▸ CHALLENGE: Count every line in the following entries where the word "vonn" appears. Give the count alone.

▸ RECORD EXCERPTS:

# # # # # # #

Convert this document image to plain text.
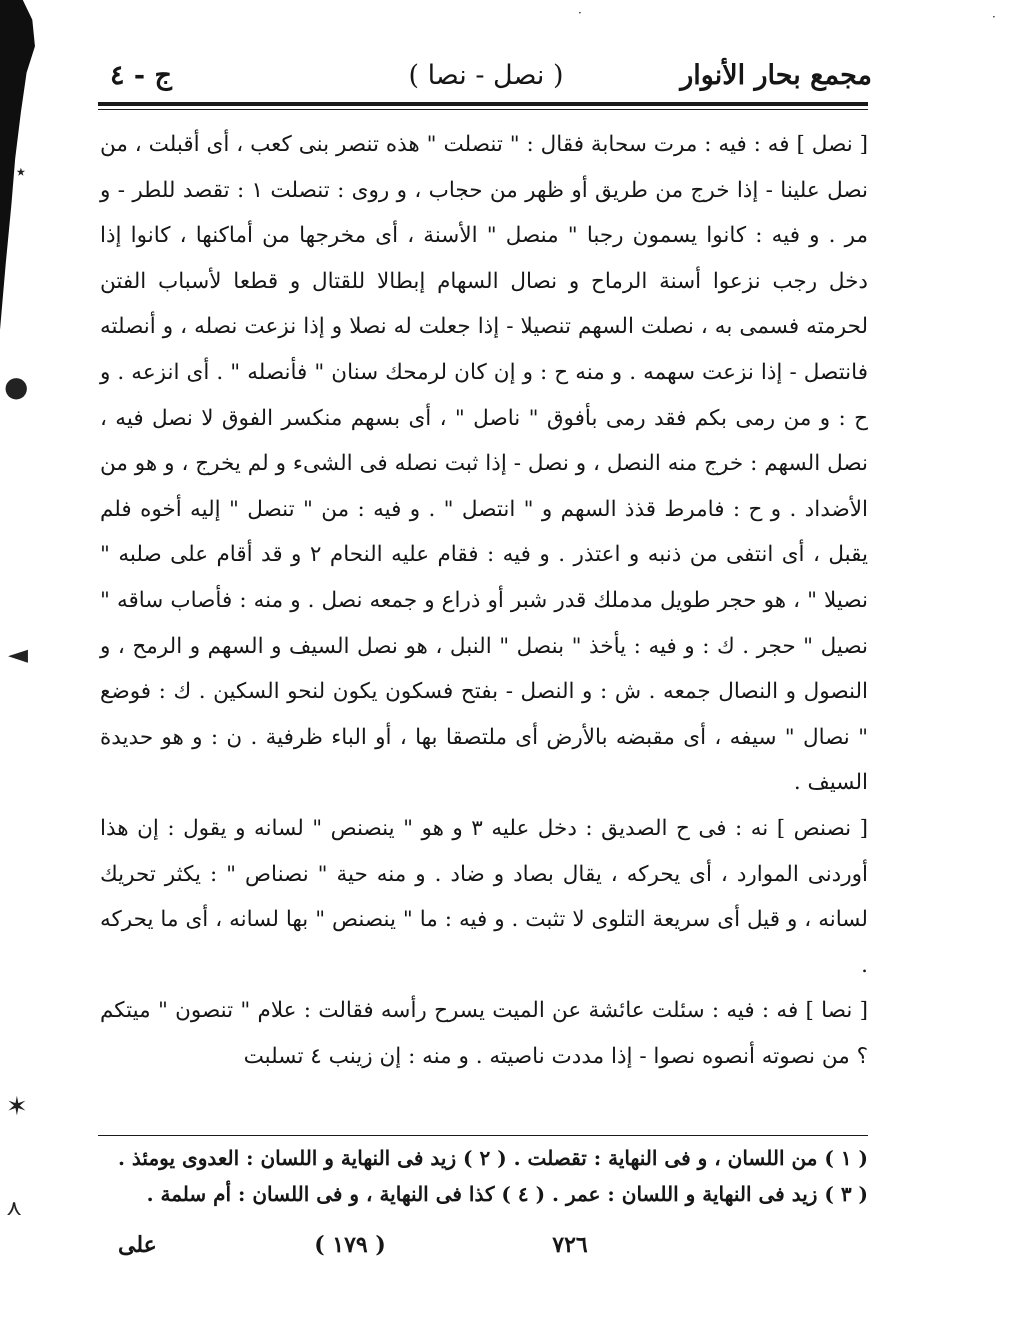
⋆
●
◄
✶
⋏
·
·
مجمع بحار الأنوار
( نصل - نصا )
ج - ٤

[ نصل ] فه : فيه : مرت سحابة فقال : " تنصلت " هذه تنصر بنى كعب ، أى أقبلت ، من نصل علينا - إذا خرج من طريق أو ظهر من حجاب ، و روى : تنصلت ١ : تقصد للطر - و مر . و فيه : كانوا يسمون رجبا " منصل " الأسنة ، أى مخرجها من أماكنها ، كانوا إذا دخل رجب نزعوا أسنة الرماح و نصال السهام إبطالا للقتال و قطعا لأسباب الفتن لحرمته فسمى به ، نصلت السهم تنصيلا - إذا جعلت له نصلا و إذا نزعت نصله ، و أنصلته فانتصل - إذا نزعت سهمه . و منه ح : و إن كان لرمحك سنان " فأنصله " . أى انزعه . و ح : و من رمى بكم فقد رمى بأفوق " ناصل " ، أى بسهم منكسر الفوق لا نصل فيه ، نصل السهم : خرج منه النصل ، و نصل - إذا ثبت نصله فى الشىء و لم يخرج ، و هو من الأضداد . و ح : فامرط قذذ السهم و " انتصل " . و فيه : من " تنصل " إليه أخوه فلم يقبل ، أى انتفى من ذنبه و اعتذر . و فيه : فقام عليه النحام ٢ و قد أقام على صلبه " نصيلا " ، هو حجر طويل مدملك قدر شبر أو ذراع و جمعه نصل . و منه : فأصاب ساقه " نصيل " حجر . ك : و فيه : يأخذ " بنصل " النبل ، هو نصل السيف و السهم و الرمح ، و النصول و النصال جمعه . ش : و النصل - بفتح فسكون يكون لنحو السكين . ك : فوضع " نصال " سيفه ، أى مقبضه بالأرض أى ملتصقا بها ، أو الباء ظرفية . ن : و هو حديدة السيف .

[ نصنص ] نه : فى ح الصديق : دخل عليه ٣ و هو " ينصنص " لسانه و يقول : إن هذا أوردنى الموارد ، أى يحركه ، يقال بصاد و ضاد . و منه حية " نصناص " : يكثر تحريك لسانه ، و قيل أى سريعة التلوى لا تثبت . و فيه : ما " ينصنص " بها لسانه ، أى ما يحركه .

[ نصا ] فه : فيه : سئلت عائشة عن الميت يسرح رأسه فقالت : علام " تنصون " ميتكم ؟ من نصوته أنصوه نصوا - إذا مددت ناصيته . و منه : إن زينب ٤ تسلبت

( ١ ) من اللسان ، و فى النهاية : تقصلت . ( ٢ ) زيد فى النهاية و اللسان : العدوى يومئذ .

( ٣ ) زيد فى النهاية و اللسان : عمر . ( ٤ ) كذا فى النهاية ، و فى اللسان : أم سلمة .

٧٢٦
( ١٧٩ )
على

# # # # # # #

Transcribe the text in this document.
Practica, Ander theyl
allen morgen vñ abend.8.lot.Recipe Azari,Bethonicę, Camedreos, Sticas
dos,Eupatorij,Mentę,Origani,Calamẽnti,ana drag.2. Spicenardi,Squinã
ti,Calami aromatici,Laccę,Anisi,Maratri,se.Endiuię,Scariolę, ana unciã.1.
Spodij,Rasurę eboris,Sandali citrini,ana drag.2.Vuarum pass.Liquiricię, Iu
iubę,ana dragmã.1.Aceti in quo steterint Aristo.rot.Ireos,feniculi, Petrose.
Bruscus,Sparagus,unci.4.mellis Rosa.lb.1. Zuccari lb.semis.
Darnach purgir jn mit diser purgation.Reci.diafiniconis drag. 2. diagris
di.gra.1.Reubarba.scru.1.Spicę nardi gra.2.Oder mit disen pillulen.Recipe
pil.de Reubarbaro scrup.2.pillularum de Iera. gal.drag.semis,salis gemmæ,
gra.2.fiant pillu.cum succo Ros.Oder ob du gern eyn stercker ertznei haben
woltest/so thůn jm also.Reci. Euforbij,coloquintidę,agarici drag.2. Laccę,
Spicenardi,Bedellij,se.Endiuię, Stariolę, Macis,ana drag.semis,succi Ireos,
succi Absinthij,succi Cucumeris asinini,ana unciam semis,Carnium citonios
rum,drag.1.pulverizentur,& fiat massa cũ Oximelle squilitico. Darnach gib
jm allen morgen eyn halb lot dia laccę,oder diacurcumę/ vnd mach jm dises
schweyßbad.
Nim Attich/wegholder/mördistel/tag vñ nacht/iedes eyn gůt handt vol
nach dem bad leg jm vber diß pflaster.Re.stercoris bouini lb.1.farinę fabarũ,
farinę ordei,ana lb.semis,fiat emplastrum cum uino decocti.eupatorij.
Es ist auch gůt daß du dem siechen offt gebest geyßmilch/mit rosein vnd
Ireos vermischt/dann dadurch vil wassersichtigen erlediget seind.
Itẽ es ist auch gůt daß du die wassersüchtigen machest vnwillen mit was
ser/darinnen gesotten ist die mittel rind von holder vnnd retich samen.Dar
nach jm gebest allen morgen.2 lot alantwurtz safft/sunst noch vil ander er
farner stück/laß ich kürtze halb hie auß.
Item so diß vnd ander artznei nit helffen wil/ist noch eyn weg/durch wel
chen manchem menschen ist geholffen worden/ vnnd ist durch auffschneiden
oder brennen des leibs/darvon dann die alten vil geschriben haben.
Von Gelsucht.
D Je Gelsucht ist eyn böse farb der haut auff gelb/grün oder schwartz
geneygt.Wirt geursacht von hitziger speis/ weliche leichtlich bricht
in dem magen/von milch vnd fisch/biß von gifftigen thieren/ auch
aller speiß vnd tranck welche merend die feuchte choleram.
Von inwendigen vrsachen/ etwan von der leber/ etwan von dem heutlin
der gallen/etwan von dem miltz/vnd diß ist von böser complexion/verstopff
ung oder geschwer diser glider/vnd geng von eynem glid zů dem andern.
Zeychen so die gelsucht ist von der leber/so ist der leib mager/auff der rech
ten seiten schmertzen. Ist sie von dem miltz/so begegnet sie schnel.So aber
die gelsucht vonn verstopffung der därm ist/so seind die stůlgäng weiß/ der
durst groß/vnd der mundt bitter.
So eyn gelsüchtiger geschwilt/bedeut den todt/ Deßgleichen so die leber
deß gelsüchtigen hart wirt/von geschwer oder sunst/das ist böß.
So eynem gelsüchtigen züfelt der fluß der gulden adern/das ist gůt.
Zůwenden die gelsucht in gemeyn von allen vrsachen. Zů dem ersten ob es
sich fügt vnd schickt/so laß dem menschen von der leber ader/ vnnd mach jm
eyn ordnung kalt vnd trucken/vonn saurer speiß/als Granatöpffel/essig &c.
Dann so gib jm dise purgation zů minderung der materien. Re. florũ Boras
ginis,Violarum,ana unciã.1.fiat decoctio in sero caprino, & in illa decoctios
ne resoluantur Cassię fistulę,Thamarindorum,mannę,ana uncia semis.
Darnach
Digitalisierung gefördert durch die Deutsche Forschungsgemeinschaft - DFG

# # # # # # #

▸ RESULT OF THE TASK: 2